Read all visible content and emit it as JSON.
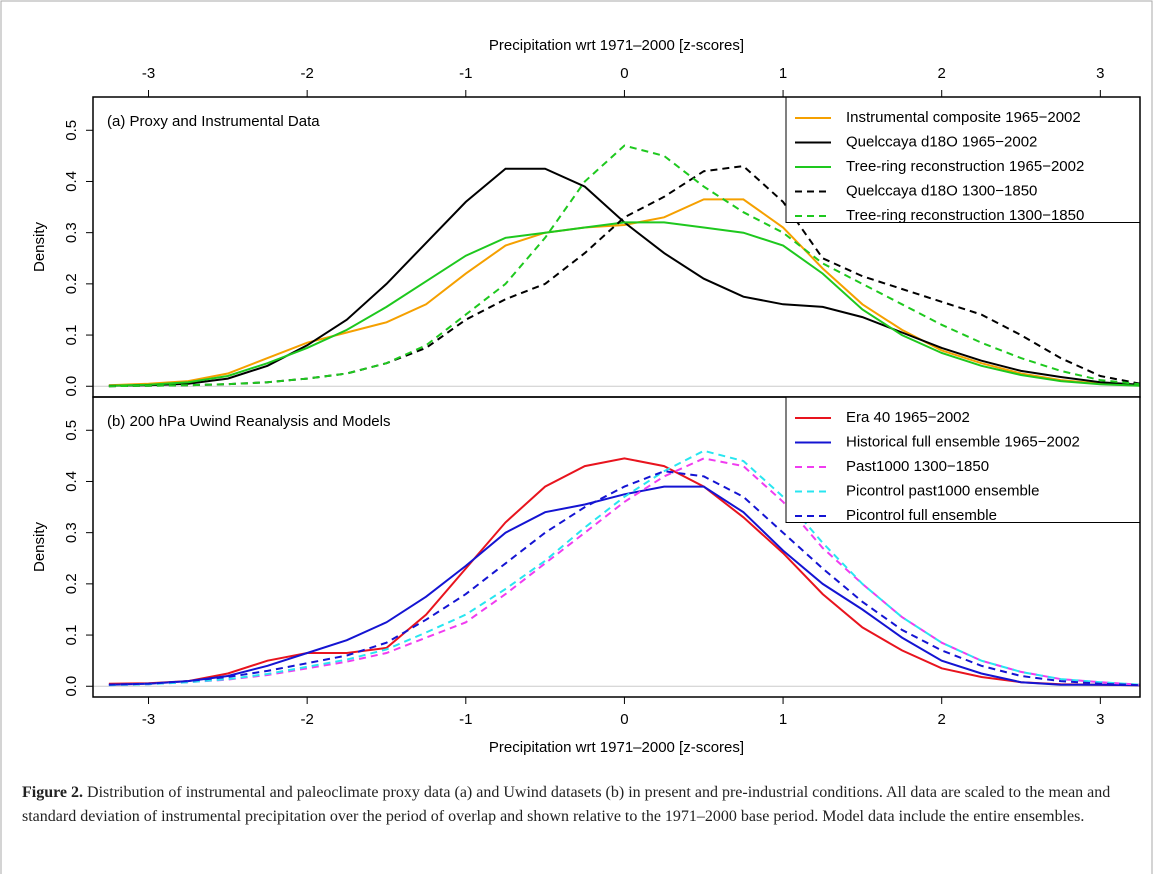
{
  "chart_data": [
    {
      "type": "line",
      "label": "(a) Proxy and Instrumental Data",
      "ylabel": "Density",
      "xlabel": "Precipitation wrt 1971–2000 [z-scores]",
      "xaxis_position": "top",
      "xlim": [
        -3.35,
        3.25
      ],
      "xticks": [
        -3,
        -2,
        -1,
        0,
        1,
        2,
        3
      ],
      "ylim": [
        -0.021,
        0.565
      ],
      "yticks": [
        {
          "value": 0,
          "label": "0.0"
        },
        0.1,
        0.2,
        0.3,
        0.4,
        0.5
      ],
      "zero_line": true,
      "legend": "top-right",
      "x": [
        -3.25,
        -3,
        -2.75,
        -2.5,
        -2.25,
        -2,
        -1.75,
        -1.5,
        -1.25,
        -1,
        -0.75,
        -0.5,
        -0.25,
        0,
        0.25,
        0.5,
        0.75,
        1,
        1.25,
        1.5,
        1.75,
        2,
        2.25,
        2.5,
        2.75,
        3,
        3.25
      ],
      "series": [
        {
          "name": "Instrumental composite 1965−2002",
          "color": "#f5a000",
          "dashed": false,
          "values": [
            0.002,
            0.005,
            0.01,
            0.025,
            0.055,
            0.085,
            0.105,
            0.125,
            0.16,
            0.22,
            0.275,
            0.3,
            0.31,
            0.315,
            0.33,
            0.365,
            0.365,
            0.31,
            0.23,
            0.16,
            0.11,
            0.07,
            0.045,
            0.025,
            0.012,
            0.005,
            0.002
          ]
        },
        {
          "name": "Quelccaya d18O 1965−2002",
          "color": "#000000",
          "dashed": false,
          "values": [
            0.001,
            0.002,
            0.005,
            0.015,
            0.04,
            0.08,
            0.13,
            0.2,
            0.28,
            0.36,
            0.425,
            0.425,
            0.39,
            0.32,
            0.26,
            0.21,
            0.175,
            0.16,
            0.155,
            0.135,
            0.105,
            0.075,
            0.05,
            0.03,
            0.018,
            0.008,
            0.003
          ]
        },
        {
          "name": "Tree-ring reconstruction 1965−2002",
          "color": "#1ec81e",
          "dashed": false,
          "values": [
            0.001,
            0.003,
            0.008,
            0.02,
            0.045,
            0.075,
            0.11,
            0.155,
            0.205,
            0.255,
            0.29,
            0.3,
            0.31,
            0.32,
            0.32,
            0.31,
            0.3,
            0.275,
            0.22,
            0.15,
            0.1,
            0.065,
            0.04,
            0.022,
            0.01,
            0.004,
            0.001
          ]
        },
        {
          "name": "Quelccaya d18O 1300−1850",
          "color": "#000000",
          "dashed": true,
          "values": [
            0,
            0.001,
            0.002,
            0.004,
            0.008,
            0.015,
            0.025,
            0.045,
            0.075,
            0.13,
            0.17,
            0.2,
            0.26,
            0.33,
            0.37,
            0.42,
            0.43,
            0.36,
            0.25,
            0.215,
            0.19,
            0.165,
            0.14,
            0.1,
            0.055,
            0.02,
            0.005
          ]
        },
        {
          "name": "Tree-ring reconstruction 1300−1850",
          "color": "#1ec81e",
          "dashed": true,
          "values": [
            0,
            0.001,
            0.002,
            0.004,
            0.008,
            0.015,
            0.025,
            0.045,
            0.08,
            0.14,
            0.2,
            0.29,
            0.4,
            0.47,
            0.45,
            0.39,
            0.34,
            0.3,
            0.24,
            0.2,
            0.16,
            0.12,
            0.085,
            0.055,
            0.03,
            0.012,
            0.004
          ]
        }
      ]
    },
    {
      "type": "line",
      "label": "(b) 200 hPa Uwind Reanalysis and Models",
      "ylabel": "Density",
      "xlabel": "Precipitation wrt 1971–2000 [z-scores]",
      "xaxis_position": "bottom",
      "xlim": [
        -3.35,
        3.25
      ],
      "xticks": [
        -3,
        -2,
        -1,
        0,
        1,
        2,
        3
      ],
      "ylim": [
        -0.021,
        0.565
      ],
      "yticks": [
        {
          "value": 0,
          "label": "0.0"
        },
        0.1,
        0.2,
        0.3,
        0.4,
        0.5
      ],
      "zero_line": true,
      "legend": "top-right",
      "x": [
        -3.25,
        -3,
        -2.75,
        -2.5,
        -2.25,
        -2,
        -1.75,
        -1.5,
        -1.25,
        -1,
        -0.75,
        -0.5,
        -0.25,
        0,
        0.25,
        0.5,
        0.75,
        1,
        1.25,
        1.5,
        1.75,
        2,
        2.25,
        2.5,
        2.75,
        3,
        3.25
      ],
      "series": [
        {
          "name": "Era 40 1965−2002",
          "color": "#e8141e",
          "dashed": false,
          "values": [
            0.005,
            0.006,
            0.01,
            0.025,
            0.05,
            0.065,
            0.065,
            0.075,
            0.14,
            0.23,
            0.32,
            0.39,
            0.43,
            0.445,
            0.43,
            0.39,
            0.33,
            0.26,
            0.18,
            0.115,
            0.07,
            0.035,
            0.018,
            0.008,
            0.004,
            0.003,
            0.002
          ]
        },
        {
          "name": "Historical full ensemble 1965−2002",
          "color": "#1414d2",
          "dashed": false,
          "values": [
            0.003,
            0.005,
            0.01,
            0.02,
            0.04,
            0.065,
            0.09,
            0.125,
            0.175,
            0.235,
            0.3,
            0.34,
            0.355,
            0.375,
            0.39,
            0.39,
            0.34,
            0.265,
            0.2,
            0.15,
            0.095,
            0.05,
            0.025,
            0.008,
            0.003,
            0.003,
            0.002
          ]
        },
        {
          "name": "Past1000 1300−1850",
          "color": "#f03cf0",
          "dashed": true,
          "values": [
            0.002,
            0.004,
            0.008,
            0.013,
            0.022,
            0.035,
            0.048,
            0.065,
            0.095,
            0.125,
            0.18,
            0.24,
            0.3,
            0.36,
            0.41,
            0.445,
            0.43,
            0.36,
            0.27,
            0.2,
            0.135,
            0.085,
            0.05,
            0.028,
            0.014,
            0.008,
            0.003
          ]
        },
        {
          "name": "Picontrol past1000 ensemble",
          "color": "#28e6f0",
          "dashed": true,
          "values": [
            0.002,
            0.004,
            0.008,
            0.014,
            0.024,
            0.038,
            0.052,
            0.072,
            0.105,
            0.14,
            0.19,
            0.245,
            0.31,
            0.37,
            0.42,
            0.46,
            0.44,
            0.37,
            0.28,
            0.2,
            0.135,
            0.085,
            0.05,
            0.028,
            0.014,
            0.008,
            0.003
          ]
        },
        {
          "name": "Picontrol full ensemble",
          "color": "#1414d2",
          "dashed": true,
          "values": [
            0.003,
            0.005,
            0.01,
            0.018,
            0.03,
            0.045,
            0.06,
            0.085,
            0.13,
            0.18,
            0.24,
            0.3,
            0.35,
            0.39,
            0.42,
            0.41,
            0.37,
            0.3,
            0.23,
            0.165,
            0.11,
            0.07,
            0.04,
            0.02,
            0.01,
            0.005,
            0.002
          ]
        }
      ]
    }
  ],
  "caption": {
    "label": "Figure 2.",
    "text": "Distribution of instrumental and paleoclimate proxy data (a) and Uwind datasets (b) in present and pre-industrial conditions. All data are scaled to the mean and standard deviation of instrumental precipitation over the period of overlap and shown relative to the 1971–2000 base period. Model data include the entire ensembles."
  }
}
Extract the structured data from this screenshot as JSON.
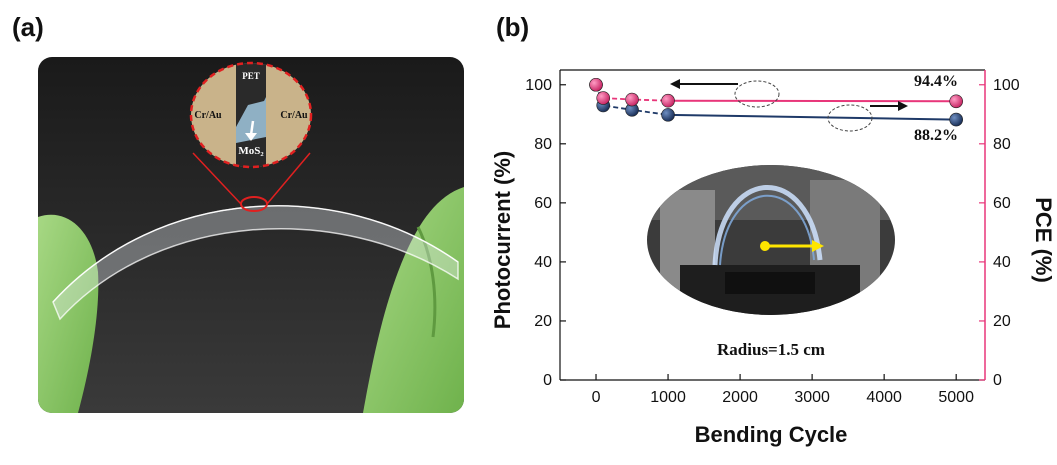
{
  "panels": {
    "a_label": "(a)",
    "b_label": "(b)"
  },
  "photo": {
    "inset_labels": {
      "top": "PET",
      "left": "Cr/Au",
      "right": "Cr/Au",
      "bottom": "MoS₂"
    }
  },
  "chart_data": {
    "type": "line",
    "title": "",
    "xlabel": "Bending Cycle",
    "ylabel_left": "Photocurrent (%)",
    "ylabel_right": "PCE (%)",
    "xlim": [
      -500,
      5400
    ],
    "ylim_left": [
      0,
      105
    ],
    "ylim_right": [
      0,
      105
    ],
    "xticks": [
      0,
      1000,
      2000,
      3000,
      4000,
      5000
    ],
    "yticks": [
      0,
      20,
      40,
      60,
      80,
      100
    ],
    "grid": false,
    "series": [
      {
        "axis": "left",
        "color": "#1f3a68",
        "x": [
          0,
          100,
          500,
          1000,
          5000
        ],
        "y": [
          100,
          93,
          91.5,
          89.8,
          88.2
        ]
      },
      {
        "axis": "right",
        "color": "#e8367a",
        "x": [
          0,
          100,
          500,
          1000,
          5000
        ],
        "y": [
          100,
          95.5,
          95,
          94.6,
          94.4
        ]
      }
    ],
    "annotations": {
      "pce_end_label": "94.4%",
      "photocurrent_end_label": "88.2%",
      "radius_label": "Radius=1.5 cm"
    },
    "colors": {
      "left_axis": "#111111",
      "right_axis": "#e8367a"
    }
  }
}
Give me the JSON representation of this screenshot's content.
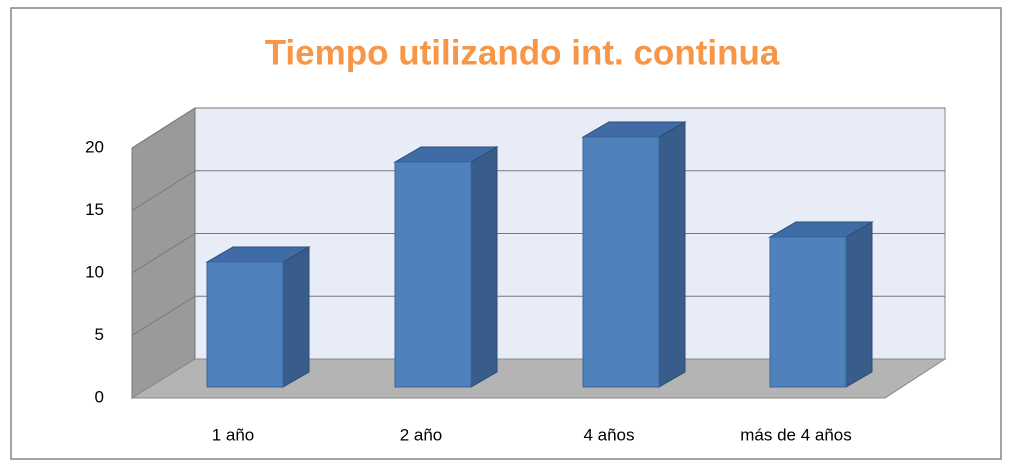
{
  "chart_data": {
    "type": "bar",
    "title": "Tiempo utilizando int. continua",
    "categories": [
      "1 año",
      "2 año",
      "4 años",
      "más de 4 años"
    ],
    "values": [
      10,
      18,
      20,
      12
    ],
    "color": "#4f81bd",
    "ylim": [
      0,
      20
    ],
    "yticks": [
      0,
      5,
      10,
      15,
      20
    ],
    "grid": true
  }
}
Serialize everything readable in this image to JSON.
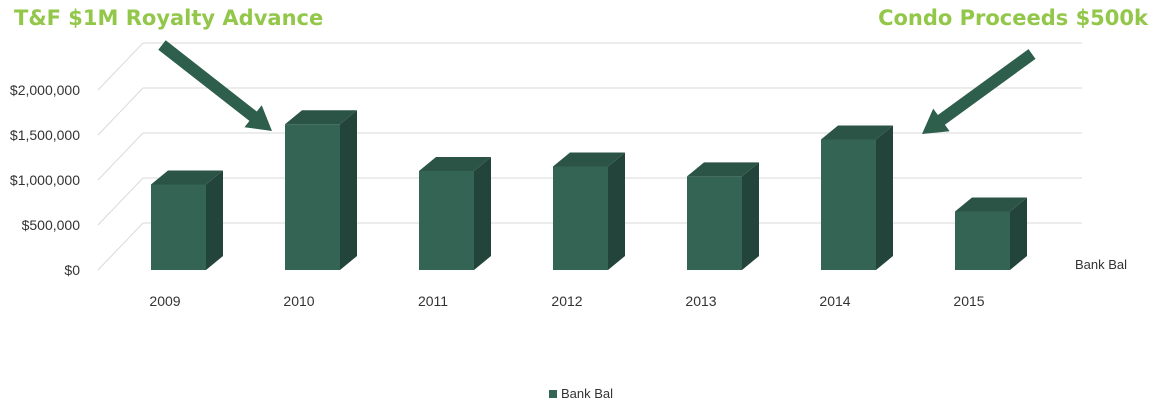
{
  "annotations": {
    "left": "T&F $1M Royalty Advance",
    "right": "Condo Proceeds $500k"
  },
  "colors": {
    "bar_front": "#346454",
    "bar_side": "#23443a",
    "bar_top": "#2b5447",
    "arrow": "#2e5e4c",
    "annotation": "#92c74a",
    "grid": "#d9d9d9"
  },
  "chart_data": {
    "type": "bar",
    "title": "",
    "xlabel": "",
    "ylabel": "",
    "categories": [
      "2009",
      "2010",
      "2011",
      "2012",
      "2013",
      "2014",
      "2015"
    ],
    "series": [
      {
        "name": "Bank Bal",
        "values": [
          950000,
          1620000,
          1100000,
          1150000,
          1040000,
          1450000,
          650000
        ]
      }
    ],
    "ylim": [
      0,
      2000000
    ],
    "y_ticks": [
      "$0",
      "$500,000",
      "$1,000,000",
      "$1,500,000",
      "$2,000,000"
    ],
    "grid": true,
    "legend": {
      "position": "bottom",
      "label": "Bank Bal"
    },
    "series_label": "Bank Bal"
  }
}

▬▬▬▬▬▬▬▬▬▬

### Stated task:
Check every line of the listing for the string "xlabel" and report how many lines have it, as a number alone.

### Written answer:
4